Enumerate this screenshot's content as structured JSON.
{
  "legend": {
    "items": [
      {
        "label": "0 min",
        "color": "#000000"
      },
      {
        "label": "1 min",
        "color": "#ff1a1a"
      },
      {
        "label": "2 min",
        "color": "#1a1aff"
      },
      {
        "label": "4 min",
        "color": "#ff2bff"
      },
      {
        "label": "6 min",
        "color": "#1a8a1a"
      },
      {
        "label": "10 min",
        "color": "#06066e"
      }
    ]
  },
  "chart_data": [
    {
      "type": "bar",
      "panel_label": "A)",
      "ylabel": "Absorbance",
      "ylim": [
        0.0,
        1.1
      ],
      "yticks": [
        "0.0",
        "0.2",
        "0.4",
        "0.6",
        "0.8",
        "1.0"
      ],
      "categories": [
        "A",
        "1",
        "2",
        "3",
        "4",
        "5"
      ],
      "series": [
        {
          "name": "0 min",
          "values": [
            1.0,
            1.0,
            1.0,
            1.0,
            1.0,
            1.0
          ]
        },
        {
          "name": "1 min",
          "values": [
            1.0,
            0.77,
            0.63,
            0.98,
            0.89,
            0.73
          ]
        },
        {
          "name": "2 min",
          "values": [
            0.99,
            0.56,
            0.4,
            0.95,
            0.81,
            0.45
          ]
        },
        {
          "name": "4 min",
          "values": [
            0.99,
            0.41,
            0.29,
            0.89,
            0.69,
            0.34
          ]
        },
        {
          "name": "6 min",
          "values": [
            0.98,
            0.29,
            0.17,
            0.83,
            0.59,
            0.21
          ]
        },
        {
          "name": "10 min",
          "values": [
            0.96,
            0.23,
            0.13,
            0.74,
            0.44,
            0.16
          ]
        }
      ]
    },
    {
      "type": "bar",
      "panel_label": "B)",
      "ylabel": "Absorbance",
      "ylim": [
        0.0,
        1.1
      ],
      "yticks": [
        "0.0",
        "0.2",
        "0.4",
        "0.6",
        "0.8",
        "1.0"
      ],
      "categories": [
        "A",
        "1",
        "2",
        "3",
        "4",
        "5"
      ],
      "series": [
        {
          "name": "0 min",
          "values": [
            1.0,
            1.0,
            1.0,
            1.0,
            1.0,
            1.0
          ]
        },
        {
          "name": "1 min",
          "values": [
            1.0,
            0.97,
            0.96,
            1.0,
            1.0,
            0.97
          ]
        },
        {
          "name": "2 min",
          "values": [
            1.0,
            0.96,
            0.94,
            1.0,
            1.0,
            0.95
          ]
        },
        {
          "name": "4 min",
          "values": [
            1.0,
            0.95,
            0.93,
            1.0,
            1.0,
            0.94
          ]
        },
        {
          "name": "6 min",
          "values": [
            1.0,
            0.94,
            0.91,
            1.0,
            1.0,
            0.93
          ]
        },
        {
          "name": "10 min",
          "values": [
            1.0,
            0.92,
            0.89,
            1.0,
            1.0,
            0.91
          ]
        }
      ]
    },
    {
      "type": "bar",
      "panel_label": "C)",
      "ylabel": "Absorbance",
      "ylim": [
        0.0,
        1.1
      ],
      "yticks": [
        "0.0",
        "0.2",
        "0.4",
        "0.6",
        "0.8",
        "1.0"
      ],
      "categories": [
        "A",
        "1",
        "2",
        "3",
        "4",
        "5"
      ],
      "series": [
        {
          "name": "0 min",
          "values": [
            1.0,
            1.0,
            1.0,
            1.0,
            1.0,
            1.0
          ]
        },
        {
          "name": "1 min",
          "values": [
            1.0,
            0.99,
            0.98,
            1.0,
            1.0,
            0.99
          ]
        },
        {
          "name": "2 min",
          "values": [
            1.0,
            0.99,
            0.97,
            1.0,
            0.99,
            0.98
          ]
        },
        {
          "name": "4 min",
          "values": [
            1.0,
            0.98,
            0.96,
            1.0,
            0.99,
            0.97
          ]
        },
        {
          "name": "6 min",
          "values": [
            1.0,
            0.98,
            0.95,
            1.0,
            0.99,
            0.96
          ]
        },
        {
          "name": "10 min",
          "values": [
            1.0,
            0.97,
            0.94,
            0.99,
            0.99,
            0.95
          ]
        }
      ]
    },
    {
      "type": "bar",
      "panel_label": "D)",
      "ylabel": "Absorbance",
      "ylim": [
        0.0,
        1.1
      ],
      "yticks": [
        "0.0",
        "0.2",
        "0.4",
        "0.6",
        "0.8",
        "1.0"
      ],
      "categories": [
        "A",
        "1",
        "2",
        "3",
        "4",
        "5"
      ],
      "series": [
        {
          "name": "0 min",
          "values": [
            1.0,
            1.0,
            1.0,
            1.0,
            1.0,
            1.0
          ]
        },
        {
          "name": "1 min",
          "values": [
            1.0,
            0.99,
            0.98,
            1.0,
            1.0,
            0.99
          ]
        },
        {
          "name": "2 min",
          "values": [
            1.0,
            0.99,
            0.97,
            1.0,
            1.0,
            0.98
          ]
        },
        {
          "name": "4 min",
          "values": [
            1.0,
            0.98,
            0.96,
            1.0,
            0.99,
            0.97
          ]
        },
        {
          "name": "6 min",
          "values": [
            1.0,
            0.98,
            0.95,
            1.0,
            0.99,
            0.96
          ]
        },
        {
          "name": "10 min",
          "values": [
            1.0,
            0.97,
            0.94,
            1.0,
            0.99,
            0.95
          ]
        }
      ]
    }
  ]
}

→ GIVEN INSTRUCTION
Provide an exact reproduction of all the entries shown above.

→ RESULT OF THIS TASK
Enumerate this screenshot's content as structured JSON.
{
  "legend": {
    "items": [
      {
        "label": "0 min",
        "color": "#000000"
      },
      {
        "label": "1 min",
        "color": "#ff1a1a"
      },
      {
        "label": "2 min",
        "color": "#1a1aff"
      },
      {
        "label": "4 min",
        "color": "#ff2bff"
      },
      {
        "label": "6 min",
        "color": "#1a8a1a"
      },
      {
        "label": "10 min",
        "color": "#06066e"
      }
    ]
  },
  "chart_data": [
    {
      "type": "bar",
      "panel_label": "A)",
      "ylabel": "Absorbance",
      "ylim": [
        0.0,
        1.1
      ],
      "yticks": [
        "0.0",
        "0.2",
        "0.4",
        "0.6",
        "0.8",
        "1.0"
      ],
      "categories": [
        "A",
        "1",
        "2",
        "3",
        "4",
        "5"
      ],
      "series": [
        {
          "name": "0 min",
          "values": [
            1.0,
            1.0,
            1.0,
            1.0,
            1.0,
            1.0
          ]
        },
        {
          "name": "1 min",
          "values": [
            1.0,
            0.77,
            0.63,
            0.98,
            0.89,
            0.73
          ]
        },
        {
          "name": "2 min",
          "values": [
            0.99,
            0.56,
            0.4,
            0.95,
            0.81,
            0.45
          ]
        },
        {
          "name": "4 min",
          "values": [
            0.99,
            0.41,
            0.29,
            0.89,
            0.69,
            0.34
          ]
        },
        {
          "name": "6 min",
          "values": [
            0.98,
            0.29,
            0.17,
            0.83,
            0.59,
            0.21
          ]
        },
        {
          "name": "10 min",
          "values": [
            0.96,
            0.23,
            0.13,
            0.74,
            0.44,
            0.16
          ]
        }
      ]
    },
    {
      "type": "bar",
      "panel_label": "B)",
      "ylabel": "Absorbance",
      "ylim": [
        0.0,
        1.1
      ],
      "yticks": [
        "0.0",
        "0.2",
        "0.4",
        "0.6",
        "0.8",
        "1.0"
      ],
      "categories": [
        "A",
        "1",
        "2",
        "3",
        "4",
        "5"
      ],
      "series": [
        {
          "name": "0 min",
          "values": [
            1.0,
            1.0,
            1.0,
            1.0,
            1.0,
            1.0
          ]
        },
        {
          "name": "1 min",
          "values": [
            1.0,
            0.97,
            0.96,
            1.0,
            1.0,
            0.97
          ]
        },
        {
          "name": "2 min",
          "values": [
            1.0,
            0.96,
            0.94,
            1.0,
            1.0,
            0.95
          ]
        },
        {
          "name": "4 min",
          "values": [
            1.0,
            0.95,
            0.93,
            1.0,
            1.0,
            0.94
          ]
        },
        {
          "name": "6 min",
          "values": [
            1.0,
            0.94,
            0.91,
            1.0,
            1.0,
            0.93
          ]
        },
        {
          "name": "10 min",
          "values": [
            1.0,
            0.92,
            0.89,
            1.0,
            1.0,
            0.91
          ]
        }
      ]
    },
    {
      "type": "bar",
      "panel_label": "C)",
      "ylabel": "Absorbance",
      "ylim": [
        0.0,
        1.1
      ],
      "yticks": [
        "0.0",
        "0.2",
        "0.4",
        "0.6",
        "0.8",
        "1.0"
      ],
      "categories": [
        "A",
        "1",
        "2",
        "3",
        "4",
        "5"
      ],
      "series": [
        {
          "name": "0 min",
          "values": [
            1.0,
            1.0,
            1.0,
            1.0,
            1.0,
            1.0
          ]
        },
        {
          "name": "1 min",
          "values": [
            1.0,
            0.99,
            0.98,
            1.0,
            1.0,
            0.99
          ]
        },
        {
          "name": "2 min",
          "values": [
            1.0,
            0.99,
            0.97,
            1.0,
            0.99,
            0.98
          ]
        },
        {
          "name": "4 min",
          "values": [
            1.0,
            0.98,
            0.96,
            1.0,
            0.99,
            0.97
          ]
        },
        {
          "name": "6 min",
          "values": [
            1.0,
            0.98,
            0.95,
            1.0,
            0.99,
            0.96
          ]
        },
        {
          "name": "10 min",
          "values": [
            1.0,
            0.97,
            0.94,
            0.99,
            0.99,
            0.95
          ]
        }
      ]
    },
    {
      "type": "bar",
      "panel_label": "D)",
      "ylabel": "Absorbance",
      "ylim": [
        0.0,
        1.1
      ],
      "yticks": [
        "0.0",
        "0.2",
        "0.4",
        "0.6",
        "0.8",
        "1.0"
      ],
      "categories": [
        "A",
        "1",
        "2",
        "3",
        "4",
        "5"
      ],
      "series": [
        {
          "name": "0 min",
          "values": [
            1.0,
            1.0,
            1.0,
            1.0,
            1.0,
            1.0
          ]
        },
        {
          "name": "1 min",
          "values": [
            1.0,
            0.99,
            0.98,
            1.0,
            1.0,
            0.99
          ]
        },
        {
          "name": "2 min",
          "values": [
            1.0,
            0.99,
            0.97,
            1.0,
            1.0,
            0.98
          ]
        },
        {
          "name": "4 min",
          "values": [
            1.0,
            0.98,
            0.96,
            1.0,
            0.99,
            0.97
          ]
        },
        {
          "name": "6 min",
          "values": [
            1.0,
            0.98,
            0.95,
            1.0,
            0.99,
            0.96
          ]
        },
        {
          "name": "10 min",
          "values": [
            1.0,
            0.97,
            0.94,
            1.0,
            0.99,
            0.95
          ]
        }
      ]
    }
  ]
}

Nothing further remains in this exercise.